**ÉNONCÉ 1**
Dans l'extrait sur le Digital Service Act, quels adjectifs qualifient les contenus que, selon la ministre portugaise, Internet permet de diffuser ?
**ÉNONCÉ 2**
Poursuivez l'extrait sur le Digital Service Act en reprenant après sa dernière phrase.

**EXTRAIT FOURNI**
Les ministres de la Justice des États membres ont débattu, lundi 7 juin, de la manière de lutter contre les contenus illicites en ligne dans le cadre du Digital Service Act (DSA) (EUROPE 12732/12).
« Les ministres sont tombés d’accord sur la nécessité de trouver des solutions pour les aspects liés au judiciaire dans le domaine du DSA. Nous constatons qu’Internet peut être facilement détourné pour la diffusion de contenus terroristes, extrémistes, pédopornographiques ou des discours du haine », a déclaré la ministre portugaise, Francisca Van Dunem.
Plusieurs points ont été discutés par les ministres, qui demandent notamment des clarifications sur les incidences potentielles du DSA sur la justice pénale.
Certains États membres se sont également interrogés sur la notion d'« infraction pénale impliquant des menaces graves pour la vie ou la sécurité des personnes ». Ils ont notamment insisté sur les clarifications à apporter pour définir quelles infractions doivent être notifiées aux autorités, afin d’éviter une insécurité juridique.
Toujours au chapitre des précisions supplémentaires, les ministres se sont penchés sur la question des délais de retrait et des systèmes de notification.

**DONNÉES EXTRAITES**
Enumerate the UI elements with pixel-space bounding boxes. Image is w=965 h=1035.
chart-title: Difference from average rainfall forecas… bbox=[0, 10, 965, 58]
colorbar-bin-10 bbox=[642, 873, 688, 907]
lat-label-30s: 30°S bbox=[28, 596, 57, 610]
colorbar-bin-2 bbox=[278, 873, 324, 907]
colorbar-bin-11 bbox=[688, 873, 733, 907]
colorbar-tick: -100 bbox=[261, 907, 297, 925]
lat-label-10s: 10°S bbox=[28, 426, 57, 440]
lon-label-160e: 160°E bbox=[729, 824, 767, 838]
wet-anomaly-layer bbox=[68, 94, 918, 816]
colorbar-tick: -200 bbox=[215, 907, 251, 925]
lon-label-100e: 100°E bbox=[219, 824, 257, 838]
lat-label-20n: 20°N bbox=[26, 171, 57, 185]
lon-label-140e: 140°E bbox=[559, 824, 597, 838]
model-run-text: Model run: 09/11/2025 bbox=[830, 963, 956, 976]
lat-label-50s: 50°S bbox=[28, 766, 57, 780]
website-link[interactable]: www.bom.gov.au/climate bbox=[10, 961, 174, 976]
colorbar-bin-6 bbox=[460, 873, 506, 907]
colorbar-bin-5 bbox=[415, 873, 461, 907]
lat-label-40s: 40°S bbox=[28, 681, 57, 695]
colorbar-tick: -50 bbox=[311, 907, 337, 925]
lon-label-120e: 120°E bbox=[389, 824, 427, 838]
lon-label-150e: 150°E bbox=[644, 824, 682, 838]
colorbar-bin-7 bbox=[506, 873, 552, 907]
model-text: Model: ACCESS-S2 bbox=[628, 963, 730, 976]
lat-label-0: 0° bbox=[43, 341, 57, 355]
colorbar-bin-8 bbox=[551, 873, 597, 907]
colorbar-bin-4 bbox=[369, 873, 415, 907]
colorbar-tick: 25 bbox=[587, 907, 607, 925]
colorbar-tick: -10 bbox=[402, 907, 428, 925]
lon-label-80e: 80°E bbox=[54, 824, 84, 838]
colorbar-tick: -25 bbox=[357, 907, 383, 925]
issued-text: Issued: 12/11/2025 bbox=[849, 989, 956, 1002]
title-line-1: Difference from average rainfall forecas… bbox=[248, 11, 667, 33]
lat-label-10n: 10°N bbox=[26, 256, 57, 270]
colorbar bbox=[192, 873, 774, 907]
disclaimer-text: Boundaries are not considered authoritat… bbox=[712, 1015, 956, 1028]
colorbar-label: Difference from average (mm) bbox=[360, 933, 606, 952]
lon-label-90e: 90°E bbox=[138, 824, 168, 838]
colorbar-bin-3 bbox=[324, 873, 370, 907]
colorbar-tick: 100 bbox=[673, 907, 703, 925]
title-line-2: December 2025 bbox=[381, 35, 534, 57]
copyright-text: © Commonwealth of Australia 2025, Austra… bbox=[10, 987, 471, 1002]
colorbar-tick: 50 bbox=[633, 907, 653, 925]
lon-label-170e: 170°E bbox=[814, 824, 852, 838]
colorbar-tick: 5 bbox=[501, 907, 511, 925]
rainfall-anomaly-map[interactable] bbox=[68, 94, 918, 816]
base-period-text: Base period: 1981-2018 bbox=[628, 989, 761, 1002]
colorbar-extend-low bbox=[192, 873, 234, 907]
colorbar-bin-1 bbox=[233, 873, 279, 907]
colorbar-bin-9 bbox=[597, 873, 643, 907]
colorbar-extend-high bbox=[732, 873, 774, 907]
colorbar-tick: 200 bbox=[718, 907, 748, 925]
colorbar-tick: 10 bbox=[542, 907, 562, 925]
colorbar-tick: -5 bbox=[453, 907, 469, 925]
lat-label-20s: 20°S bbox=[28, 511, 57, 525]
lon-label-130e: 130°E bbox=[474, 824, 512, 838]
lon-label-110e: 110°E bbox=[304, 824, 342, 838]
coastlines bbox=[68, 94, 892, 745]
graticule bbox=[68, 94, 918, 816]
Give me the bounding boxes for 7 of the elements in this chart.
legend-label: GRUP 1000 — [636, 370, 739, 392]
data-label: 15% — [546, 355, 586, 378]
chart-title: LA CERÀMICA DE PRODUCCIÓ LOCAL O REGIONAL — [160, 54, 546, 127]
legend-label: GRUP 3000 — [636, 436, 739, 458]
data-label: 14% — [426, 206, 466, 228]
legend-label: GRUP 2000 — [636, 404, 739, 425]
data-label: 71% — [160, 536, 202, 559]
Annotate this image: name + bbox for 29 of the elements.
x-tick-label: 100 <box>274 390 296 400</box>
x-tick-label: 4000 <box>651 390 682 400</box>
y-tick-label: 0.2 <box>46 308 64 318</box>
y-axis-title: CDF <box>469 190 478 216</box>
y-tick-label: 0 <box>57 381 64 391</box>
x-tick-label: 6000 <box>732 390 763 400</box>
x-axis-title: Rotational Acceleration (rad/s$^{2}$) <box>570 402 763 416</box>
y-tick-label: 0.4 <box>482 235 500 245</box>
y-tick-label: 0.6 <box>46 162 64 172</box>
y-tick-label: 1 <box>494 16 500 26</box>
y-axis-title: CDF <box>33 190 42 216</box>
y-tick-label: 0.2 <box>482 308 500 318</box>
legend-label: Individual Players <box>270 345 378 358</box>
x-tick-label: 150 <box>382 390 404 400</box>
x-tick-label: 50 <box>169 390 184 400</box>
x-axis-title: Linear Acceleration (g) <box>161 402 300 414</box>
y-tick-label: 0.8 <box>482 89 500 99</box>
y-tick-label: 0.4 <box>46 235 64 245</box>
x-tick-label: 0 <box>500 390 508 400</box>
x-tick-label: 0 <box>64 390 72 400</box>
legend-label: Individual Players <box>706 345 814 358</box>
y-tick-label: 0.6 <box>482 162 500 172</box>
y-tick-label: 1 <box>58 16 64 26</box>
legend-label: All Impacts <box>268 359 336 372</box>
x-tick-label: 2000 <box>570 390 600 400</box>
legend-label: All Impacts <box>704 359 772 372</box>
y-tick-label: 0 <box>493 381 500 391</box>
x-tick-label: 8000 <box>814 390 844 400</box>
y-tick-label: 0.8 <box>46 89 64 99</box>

**VOTRE RÉPONSE 1**
terroristes, extrémistes, pédopornographiques

**VOTRE RÉPONSE 2**
Le DSA prévoit en effet qu’une autorité nationale peut demander à un prestataire de services d’un autre État membre de retirer un contenu. Ce prestataire doit informer l’autorité émettrice de l’action entreprise. Néanmoins, la formulation du texte initial indique que les autorités doivent être informées « rapidement », sans fixer de limites précises. Certains Etats membres sont d'avis que ce terme est imprécis, soulignant l’importance d’avoir des lignes directrices claires.
Fin avril, le PE a approuvé des règles institutionnelles qui imposeront le retrait dans l'heure des contenus terroristes en ligne (EUROPE 12709/2).
Enfin, les États membres se sont questionnés sur l’existence de justifications qui pourraient exempter les petites plateformes en ligne de l’obligation d’informer les autorités compétentes en matière d’infractions pénales graves.